> REQUEST
In the listing below, pick out lines with "Dollar".

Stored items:
.....
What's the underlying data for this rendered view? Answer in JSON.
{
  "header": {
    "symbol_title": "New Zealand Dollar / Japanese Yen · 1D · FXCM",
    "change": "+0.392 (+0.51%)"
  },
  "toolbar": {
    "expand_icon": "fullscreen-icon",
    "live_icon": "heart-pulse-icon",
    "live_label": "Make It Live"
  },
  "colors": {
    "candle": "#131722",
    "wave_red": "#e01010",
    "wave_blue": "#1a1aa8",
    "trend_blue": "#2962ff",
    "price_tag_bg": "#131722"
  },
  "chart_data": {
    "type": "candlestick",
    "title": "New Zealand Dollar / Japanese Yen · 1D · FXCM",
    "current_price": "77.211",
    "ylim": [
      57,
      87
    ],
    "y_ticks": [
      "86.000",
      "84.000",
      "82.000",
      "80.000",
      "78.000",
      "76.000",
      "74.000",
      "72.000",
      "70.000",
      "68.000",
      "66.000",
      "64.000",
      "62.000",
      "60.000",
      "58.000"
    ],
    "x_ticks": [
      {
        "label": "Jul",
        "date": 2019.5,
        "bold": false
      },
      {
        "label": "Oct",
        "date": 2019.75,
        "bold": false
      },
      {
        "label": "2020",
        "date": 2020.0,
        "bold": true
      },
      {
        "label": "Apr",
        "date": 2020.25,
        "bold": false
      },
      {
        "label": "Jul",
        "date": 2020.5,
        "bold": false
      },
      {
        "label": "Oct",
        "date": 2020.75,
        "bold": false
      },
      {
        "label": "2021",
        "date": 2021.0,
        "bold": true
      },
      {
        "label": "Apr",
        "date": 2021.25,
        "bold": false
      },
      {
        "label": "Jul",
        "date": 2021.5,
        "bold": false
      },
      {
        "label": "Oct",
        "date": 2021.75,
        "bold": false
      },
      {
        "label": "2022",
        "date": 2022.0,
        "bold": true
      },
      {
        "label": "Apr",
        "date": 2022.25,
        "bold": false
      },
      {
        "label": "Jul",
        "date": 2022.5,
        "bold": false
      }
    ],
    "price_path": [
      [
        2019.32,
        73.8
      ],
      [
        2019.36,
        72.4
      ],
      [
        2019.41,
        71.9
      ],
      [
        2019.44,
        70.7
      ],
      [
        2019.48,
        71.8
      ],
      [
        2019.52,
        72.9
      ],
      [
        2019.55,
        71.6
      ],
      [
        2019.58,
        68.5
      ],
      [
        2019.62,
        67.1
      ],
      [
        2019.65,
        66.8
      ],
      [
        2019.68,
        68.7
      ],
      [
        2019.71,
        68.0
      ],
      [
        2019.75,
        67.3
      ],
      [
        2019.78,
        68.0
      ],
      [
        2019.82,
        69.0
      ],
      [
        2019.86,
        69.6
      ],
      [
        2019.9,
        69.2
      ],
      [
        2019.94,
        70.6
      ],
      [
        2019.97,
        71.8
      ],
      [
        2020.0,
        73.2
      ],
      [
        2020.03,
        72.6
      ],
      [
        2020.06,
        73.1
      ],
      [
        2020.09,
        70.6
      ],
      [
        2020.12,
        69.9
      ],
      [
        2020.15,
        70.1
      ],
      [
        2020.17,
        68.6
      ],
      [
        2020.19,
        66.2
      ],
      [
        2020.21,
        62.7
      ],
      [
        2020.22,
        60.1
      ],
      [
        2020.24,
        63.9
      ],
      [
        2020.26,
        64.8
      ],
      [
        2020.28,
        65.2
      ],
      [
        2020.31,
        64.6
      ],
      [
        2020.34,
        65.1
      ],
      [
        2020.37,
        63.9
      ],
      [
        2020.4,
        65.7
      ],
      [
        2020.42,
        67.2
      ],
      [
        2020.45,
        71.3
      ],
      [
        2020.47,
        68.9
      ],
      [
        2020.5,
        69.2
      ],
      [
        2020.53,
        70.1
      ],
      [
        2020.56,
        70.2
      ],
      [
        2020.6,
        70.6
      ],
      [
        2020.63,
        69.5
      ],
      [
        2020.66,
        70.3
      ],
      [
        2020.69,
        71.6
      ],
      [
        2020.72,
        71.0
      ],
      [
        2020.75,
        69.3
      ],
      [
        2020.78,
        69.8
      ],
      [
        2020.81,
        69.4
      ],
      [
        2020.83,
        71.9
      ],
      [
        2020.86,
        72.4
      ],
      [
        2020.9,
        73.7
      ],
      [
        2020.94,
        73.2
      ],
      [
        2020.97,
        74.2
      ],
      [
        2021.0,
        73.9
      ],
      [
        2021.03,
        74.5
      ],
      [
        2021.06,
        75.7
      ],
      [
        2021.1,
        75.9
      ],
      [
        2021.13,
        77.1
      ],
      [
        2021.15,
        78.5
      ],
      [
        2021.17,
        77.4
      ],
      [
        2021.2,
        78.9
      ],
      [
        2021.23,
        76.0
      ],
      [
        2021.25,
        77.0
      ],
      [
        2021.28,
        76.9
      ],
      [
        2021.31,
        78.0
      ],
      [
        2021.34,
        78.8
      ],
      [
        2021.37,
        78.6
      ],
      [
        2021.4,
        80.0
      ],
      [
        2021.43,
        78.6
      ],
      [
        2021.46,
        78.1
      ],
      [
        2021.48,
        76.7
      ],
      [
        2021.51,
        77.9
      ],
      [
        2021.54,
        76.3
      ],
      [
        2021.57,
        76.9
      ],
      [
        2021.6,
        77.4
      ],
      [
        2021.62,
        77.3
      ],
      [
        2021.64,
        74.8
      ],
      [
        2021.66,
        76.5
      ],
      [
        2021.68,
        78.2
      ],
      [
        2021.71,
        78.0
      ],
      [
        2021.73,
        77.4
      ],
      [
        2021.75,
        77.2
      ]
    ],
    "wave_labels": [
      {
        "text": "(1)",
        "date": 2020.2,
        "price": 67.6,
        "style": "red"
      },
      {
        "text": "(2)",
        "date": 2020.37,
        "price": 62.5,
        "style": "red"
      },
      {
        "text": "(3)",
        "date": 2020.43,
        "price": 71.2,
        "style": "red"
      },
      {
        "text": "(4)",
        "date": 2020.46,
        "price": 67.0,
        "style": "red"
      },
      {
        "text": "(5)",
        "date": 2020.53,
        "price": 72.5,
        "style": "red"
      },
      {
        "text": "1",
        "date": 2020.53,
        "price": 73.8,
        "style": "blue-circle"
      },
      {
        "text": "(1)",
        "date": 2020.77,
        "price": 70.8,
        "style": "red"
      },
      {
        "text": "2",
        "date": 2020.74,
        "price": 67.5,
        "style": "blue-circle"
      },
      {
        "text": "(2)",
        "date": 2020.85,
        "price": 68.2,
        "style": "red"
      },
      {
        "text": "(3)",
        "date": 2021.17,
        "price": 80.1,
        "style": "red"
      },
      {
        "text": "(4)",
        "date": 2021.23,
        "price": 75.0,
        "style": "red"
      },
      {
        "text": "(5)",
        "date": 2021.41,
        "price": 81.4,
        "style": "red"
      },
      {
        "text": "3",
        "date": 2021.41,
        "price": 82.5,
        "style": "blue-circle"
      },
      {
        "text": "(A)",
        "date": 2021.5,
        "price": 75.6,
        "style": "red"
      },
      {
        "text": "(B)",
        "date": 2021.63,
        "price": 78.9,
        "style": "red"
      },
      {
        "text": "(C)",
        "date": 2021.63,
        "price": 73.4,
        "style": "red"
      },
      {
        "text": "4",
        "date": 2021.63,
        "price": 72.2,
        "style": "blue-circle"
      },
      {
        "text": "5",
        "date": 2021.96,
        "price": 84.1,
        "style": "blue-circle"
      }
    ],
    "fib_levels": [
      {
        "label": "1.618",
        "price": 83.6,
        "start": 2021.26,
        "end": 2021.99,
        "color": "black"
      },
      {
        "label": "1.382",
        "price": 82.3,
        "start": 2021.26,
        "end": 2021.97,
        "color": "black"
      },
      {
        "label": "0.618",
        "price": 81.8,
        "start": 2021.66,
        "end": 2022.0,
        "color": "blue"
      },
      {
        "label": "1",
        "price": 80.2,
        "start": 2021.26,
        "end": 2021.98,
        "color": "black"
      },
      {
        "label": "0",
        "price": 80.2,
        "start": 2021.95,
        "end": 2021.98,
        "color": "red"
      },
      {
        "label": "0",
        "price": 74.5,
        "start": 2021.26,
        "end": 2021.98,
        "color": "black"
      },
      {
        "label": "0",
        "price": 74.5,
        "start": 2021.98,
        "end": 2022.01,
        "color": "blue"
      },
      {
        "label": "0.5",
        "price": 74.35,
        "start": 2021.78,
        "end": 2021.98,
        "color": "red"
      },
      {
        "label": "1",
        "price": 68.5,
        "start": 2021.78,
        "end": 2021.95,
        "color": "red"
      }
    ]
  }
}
.....
> WORKED SOLUTION
    "symbol_title": "New Zealand Dollar / Japanese Yen · 1D · FXCM",
    "title": "New Zealand Dollar / Japanese Yen · 1D · FXCM",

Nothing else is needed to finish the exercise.